/---

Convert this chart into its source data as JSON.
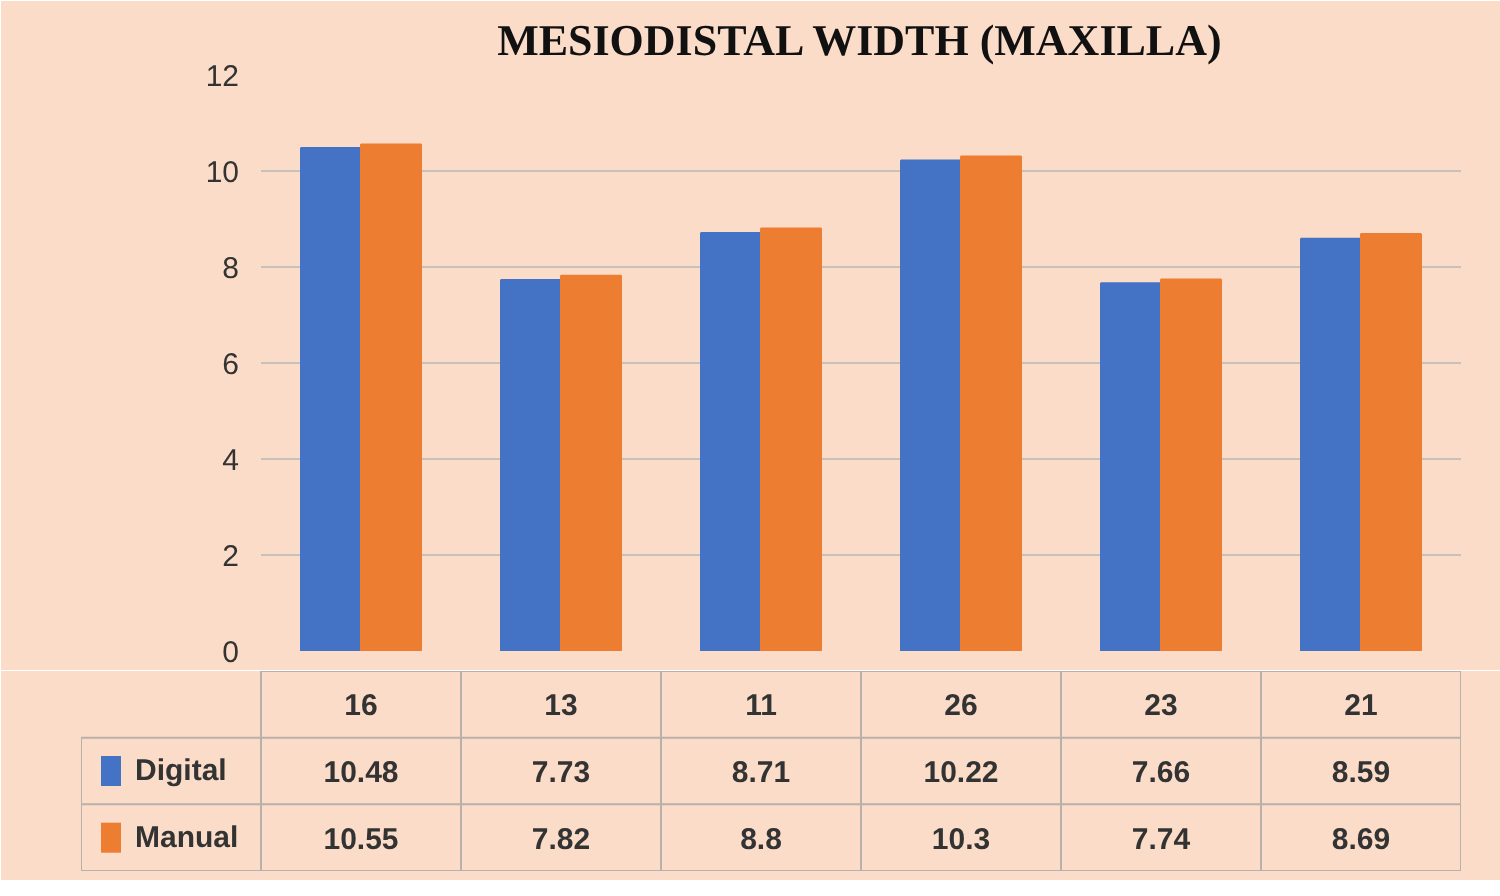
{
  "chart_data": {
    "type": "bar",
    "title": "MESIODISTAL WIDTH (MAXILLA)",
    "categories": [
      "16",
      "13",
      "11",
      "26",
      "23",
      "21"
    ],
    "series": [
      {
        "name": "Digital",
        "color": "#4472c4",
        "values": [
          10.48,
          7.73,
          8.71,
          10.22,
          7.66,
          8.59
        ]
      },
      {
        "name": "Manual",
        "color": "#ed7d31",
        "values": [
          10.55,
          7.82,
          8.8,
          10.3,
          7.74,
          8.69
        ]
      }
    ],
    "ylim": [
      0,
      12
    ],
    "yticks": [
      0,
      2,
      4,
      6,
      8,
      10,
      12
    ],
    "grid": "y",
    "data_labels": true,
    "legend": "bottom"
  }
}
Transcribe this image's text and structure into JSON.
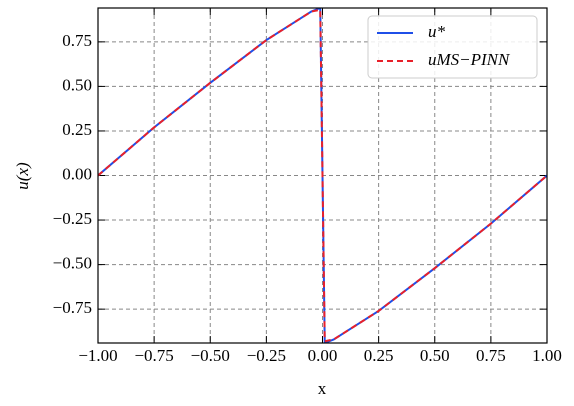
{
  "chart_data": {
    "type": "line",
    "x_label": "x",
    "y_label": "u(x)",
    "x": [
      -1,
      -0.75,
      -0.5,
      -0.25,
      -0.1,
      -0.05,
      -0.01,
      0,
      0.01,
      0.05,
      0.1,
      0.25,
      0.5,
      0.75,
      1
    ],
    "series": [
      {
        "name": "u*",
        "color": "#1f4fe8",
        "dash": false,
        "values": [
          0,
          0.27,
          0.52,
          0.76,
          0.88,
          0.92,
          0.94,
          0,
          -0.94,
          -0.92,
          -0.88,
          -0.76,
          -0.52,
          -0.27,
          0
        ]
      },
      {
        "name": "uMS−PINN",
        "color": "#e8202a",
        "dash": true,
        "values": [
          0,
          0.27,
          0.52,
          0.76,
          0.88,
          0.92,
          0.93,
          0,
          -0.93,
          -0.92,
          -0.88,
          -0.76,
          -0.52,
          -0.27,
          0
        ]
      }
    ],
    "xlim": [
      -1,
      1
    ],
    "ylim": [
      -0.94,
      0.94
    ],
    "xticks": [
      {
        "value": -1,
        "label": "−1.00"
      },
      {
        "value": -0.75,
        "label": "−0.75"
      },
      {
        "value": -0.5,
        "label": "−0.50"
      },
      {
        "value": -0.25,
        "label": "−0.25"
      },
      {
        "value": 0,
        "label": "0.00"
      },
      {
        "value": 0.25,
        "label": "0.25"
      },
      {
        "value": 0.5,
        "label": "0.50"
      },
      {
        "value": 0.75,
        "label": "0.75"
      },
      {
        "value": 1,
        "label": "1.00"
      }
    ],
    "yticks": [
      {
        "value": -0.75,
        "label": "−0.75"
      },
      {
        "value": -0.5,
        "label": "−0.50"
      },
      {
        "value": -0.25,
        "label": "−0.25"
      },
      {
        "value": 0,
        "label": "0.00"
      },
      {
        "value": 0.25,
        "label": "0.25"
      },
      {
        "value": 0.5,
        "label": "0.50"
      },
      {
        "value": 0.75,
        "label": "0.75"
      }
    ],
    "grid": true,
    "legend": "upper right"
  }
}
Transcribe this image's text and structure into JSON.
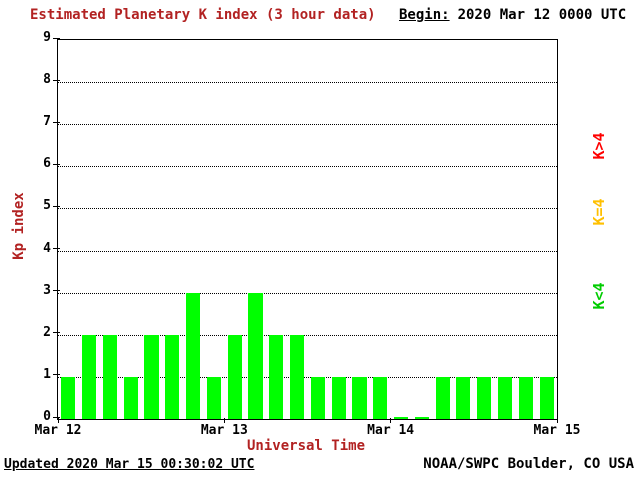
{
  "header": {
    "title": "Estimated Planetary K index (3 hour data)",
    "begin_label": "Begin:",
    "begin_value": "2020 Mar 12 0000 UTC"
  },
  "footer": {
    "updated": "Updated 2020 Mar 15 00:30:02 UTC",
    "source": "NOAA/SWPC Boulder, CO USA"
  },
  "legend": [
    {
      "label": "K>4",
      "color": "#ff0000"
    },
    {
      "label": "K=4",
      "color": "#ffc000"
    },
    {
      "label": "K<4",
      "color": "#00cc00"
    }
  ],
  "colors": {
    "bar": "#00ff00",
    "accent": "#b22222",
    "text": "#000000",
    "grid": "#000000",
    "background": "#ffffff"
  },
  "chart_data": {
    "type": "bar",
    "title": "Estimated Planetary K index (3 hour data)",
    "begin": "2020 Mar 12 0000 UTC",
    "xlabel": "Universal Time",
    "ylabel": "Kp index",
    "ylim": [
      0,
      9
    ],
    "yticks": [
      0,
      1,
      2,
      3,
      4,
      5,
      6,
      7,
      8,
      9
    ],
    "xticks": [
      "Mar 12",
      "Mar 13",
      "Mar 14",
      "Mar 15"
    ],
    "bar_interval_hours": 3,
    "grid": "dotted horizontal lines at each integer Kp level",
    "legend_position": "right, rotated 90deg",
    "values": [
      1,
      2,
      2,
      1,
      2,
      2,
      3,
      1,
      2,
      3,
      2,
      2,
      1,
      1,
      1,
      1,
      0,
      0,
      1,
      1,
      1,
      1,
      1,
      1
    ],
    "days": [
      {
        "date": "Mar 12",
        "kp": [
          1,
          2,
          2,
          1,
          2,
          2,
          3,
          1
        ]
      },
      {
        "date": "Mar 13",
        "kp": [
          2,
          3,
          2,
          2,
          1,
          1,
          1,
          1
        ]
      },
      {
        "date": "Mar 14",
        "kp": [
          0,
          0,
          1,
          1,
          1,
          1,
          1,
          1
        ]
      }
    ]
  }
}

\---

* **GOAL**
Gather up the lines containing the word "grid" from these records and copy them.

* **RESULT FOR THIS TASK**
    "grid": "y",
    "grid": true,
    "grid": "#000000",
    "grid": "dotted horizontal lines at each integer Kp level",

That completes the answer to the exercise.